Structured figure records:
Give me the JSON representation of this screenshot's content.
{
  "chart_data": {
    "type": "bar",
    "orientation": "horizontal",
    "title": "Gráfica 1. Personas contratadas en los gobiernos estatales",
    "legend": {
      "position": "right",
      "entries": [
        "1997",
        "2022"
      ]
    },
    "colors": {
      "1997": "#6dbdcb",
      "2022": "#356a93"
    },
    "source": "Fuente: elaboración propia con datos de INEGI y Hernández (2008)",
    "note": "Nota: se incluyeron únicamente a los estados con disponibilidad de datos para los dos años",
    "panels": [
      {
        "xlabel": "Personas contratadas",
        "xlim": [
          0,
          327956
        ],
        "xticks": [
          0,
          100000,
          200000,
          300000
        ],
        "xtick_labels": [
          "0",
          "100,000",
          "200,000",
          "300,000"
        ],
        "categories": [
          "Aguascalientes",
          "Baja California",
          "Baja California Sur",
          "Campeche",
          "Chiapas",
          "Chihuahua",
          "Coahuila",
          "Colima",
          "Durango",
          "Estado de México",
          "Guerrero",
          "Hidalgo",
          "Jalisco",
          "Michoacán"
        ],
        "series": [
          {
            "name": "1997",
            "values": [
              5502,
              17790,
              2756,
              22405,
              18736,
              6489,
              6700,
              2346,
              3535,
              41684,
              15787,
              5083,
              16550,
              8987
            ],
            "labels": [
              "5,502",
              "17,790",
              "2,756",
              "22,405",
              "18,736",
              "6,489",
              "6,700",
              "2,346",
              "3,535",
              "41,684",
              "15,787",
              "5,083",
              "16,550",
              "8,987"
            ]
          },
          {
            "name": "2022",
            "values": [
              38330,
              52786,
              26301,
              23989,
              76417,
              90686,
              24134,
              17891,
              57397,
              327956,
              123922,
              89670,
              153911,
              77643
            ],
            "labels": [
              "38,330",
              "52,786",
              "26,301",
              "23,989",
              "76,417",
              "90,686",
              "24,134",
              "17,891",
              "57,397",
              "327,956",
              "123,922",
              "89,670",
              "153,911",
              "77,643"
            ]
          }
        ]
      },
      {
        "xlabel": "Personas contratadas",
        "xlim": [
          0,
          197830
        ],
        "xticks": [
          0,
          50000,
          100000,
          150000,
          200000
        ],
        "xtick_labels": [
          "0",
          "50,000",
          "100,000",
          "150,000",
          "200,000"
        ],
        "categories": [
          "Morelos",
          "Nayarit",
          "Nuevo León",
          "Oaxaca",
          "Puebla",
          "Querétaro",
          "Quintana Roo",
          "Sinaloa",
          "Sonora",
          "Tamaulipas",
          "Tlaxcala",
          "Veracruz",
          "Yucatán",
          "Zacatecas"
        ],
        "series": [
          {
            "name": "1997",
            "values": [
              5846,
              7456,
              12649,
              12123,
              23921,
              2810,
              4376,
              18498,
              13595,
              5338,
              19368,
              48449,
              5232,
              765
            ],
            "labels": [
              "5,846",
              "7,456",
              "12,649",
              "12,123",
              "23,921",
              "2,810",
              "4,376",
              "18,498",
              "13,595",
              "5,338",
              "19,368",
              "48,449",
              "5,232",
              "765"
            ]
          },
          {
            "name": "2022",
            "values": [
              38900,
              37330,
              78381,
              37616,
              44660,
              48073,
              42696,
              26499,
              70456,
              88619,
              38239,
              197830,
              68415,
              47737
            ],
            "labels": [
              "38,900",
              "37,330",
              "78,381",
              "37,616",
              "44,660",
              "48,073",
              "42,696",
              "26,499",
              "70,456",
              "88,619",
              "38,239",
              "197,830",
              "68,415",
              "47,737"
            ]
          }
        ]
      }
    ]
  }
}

EXERCISE REQUIREMENTS:
Send back all of the entries exactly, with nothing missing.

RESPONSE TO THIS TASK:
Give me the JSON representation of this screenshot's content.
{
  "chart_data": {
    "type": "bar",
    "orientation": "horizontal",
    "title": "Gráfica 1. Personas contratadas en los gobiernos estatales",
    "legend": {
      "position": "right",
      "entries": [
        "1997",
        "2022"
      ]
    },
    "colors": {
      "1997": "#6dbdcb",
      "2022": "#356a93"
    },
    "source": "Fuente: elaboración propia con datos de INEGI y Hernández (2008)",
    "note": "Nota: se incluyeron únicamente a los estados con disponibilidad de datos para los dos años",
    "panels": [
      {
        "xlabel": "Personas contratadas",
        "xlim": [
          0,
          327956
        ],
        "xticks": [
          0,
          100000,
          200000,
          300000
        ],
        "xtick_labels": [
          "0",
          "100,000",
          "200,000",
          "300,000"
        ],
        "categories": [
          "Aguascalientes",
          "Baja California",
          "Baja California Sur",
          "Campeche",
          "Chiapas",
          "Chihuahua",
          "Coahuila",
          "Colima",
          "Durango",
          "Estado de México",
          "Guerrero",
          "Hidalgo",
          "Jalisco",
          "Michoacán"
        ],
        "series": [
          {
            "name": "1997",
            "values": [
              5502,
              17790,
              2756,
              22405,
              18736,
              6489,
              6700,
              2346,
              3535,
              41684,
              15787,
              5083,
              16550,
              8987
            ],
            "labels": [
              "5,502",
              "17,790",
              "2,756",
              "22,405",
              "18,736",
              "6,489",
              "6,700",
              "2,346",
              "3,535",
              "41,684",
              "15,787",
              "5,083",
              "16,550",
              "8,987"
            ]
          },
          {
            "name": "2022",
            "values": [
              38330,
              52786,
              26301,
              23989,
              76417,
              90686,
              24134,
              17891,
              57397,
              327956,
              123922,
              89670,
              153911,
              77643
            ],
            "labels": [
              "38,330",
              "52,786",
              "26,301",
              "23,989",
              "76,417",
              "90,686",
              "24,134",
              "17,891",
              "57,397",
              "327,956",
              "123,922",
              "89,670",
              "153,911",
              "77,643"
            ]
          }
        ]
      },
      {
        "xlabel": "Personas contratadas",
        "xlim": [
          0,
          197830
        ],
        "xticks": [
          0,
          50000,
          100000,
          150000,
          200000
        ],
        "xtick_labels": [
          "0",
          "50,000",
          "100,000",
          "150,000",
          "200,000"
        ],
        "categories": [
          "Morelos",
          "Nayarit",
          "Nuevo León",
          "Oaxaca",
          "Puebla",
          "Querétaro",
          "Quintana Roo",
          "Sinaloa",
          "Sonora",
          "Tamaulipas",
          "Tlaxcala",
          "Veracruz",
          "Yucatán",
          "Zacatecas"
        ],
        "series": [
          {
            "name": "1997",
            "values": [
              5846,
              7456,
              12649,
              12123,
              23921,
              2810,
              4376,
              18498,
              13595,
              5338,
              19368,
              48449,
              5232,
              765
            ],
            "labels": [
              "5,846",
              "7,456",
              "12,649",
              "12,123",
              "23,921",
              "2,810",
              "4,376",
              "18,498",
              "13,595",
              "5,338",
              "19,368",
              "48,449",
              "5,232",
              "765"
            ]
          },
          {
            "name": "2022",
            "values": [
              38900,
              37330,
              78381,
              37616,
              44660,
              48073,
              42696,
              26499,
              70456,
              88619,
              38239,
              197830,
              68415,
              47737
            ],
            "labels": [
              "38,900",
              "37,330",
              "78,381",
              "37,616",
              "44,660",
              "48,073",
              "42,696",
              "26,499",
              "70,456",
              "88,619",
              "38,239",
              "197,830",
              "68,415",
              "47,737"
            ]
          }
        ]
      }
    ]
  }
}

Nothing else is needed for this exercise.